* **Given passage**
──────

Here are three things that will force your audience to pay attention:

Germane Song Choice

A good karaoke song choice should be some combination of: well-known but not overdone (so this precludes the entire soundtrack to Grease, except for that one Rizzo song); sing-along-able; danceable; catchy; hooky; unexpected; sexually enticing; hedonistic; nostalgic; funny; obscure; out of character for the singer; and/or totally in character for the singer. Karaoke is the perfect time to sing songs you secretly like, but are embarrassed about liking. Boston, anyone? Lisa Lisa and Cult Jam?

A good song choice will also highlight the natural strengths, or downplay the lack thereof, in your voice. If your singing voice is less than bell-like, choose something where you don’t have to pull any Mariah Carey-esque melismatic shit. Or just go up there and turn “We Belong Together” on its fucking head by singing it in a Bob Dylan growl.

For the love of Mike, don’t pick a super-slow song, a 10-minute long song, or anything by Pink Floyd.

──────

* **Problem to solve**
Reproduce the karaoke advice in full, word for word. The material that follows has nothing to do with the karaoke advice.

* **Given data**
──────

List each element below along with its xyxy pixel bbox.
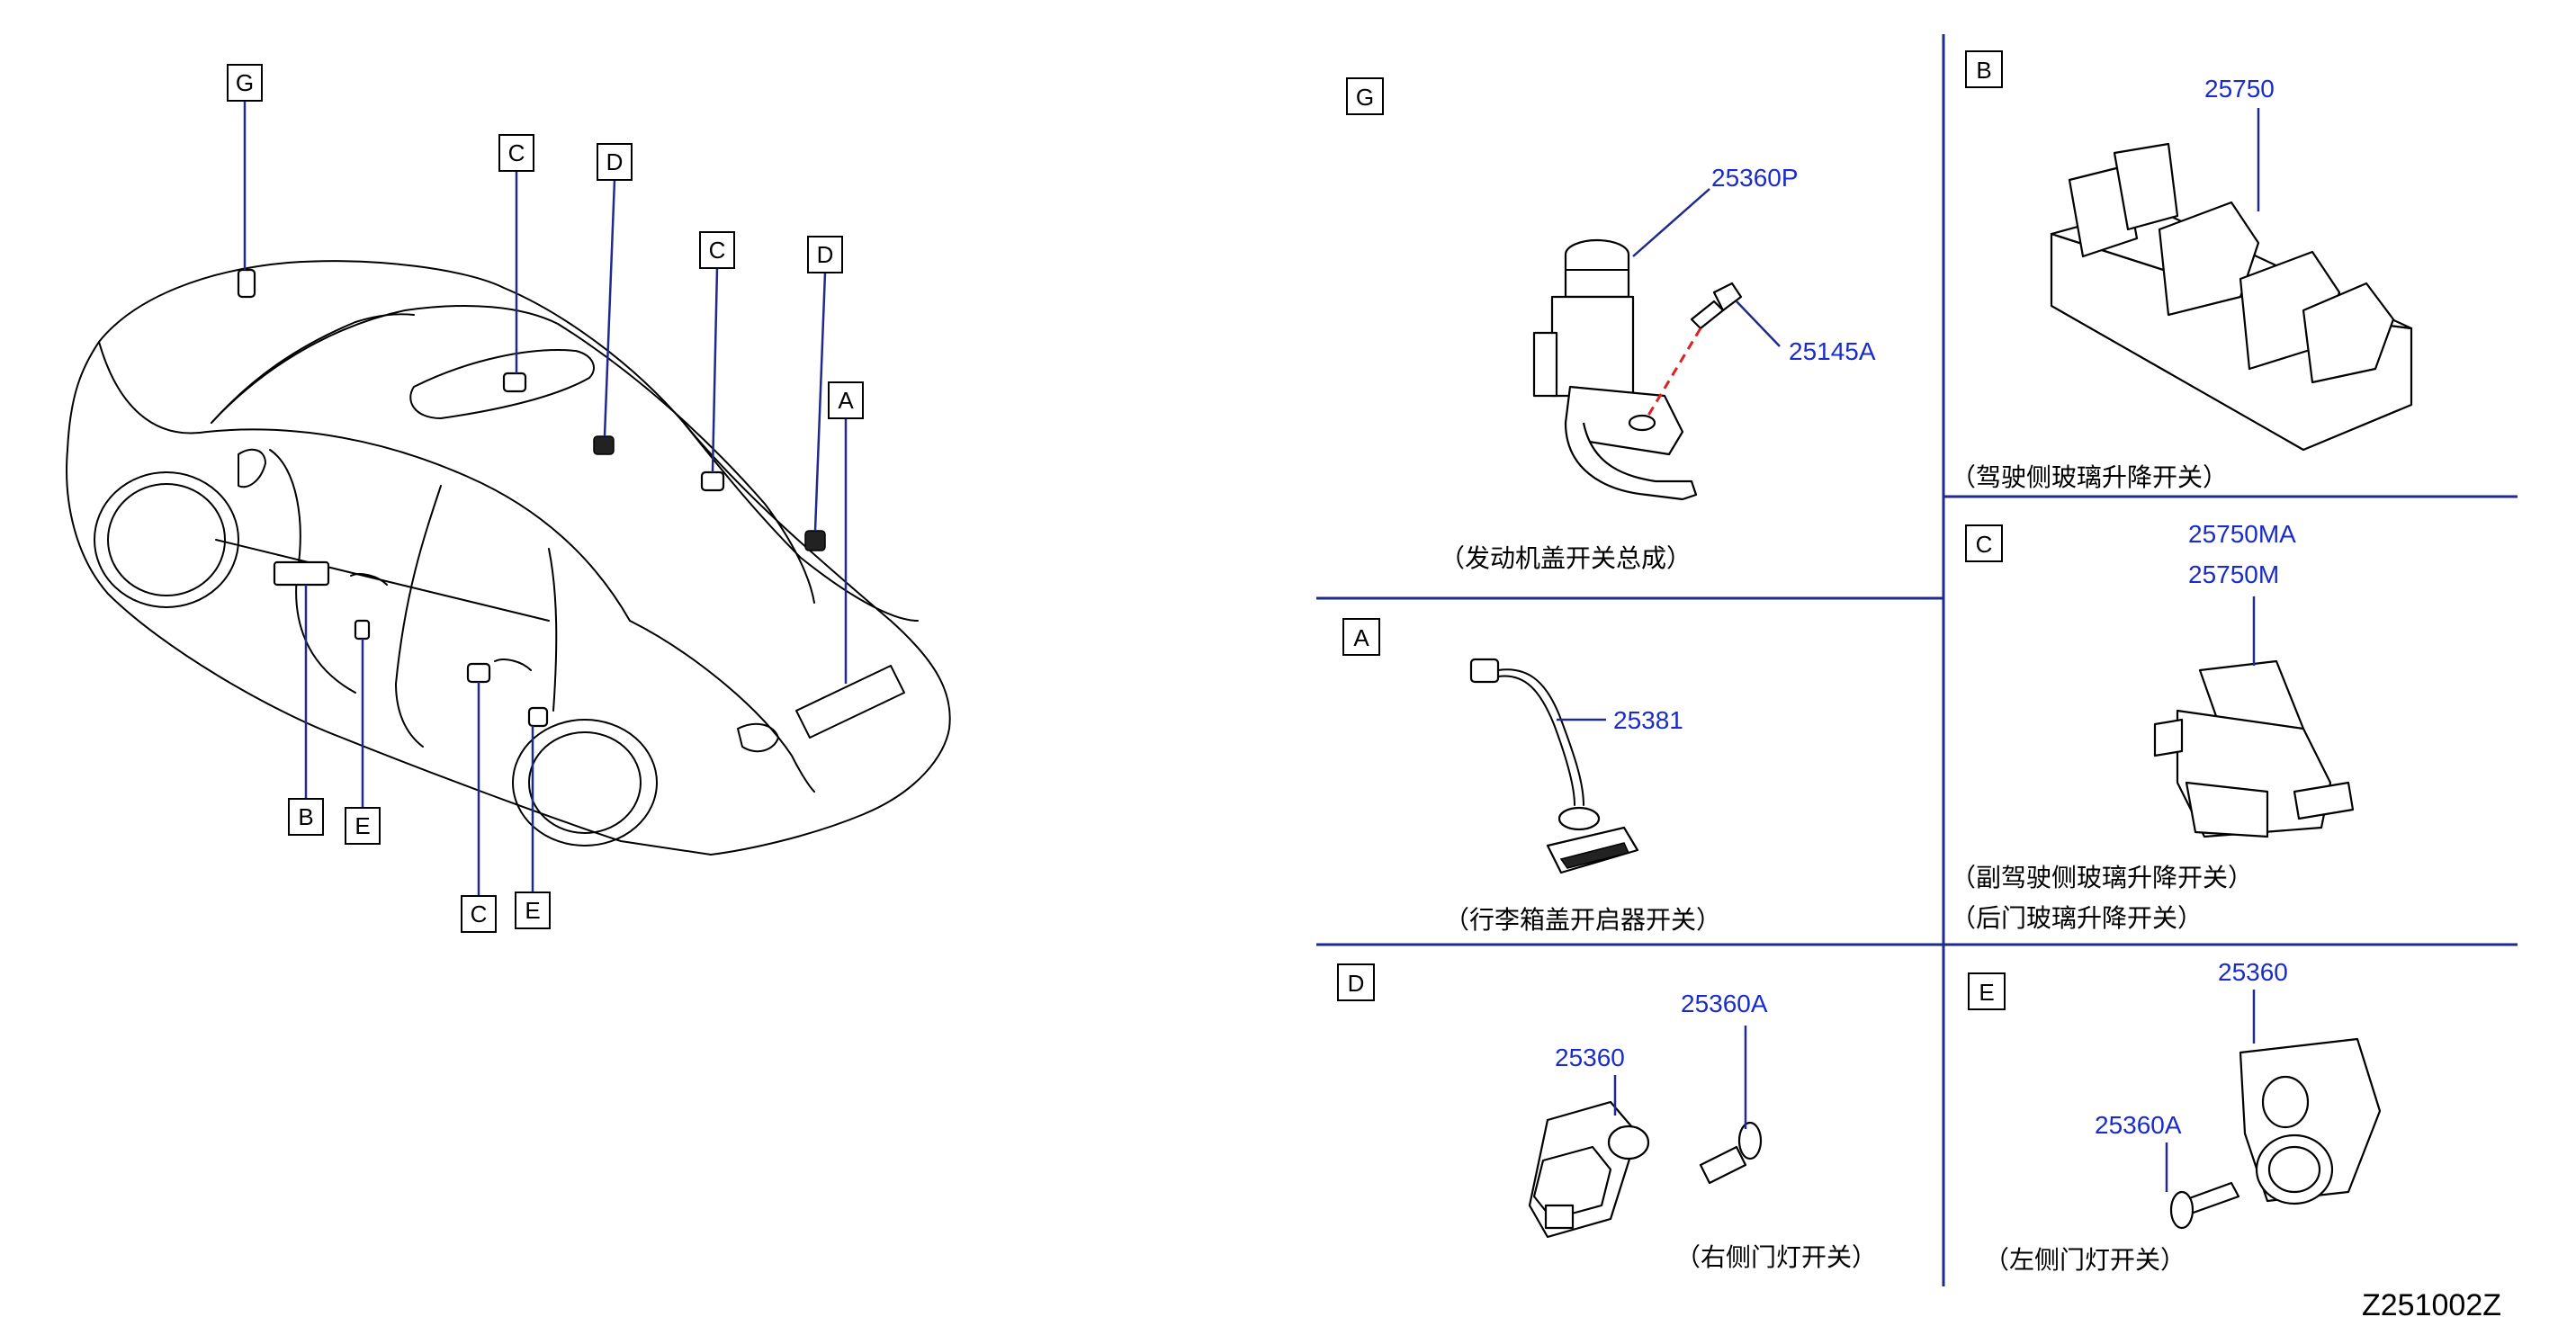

──────

* **Output below**
Here are three things that will force your audience to pay attention:

Germane Song Choice

A good karaoke song choice should be some combination of: well-known but not overdone (so this precludes the entire soundtrack to Grease, except for that one Rizzo song); sing-along-able; danceable; catchy; hooky; unexpected; sexually enticing; hedonistic; nostalgic; funny; obscure; out of character for the singer; and/or totally in character for the singer. Karaoke is the perfect time to sing songs you secretly like, but are embarrassed about liking. Boston, anyone? Lisa Lisa and Cult Jam?

A good song choice will also highlight the natural strengths, or downplay the lack thereof, in your voice. If your singing voice is less than bell-like, choose something where you don’t have to pull any Mariah Carey-esque melismatic shit. Or just go up there and turn “We Belong Together” on its fucking head by singing it in a Bob Dylan growl.

For the love of Mike, don’t pick a super-slow song, a 10-minute long song, or anything by Pink Floyd.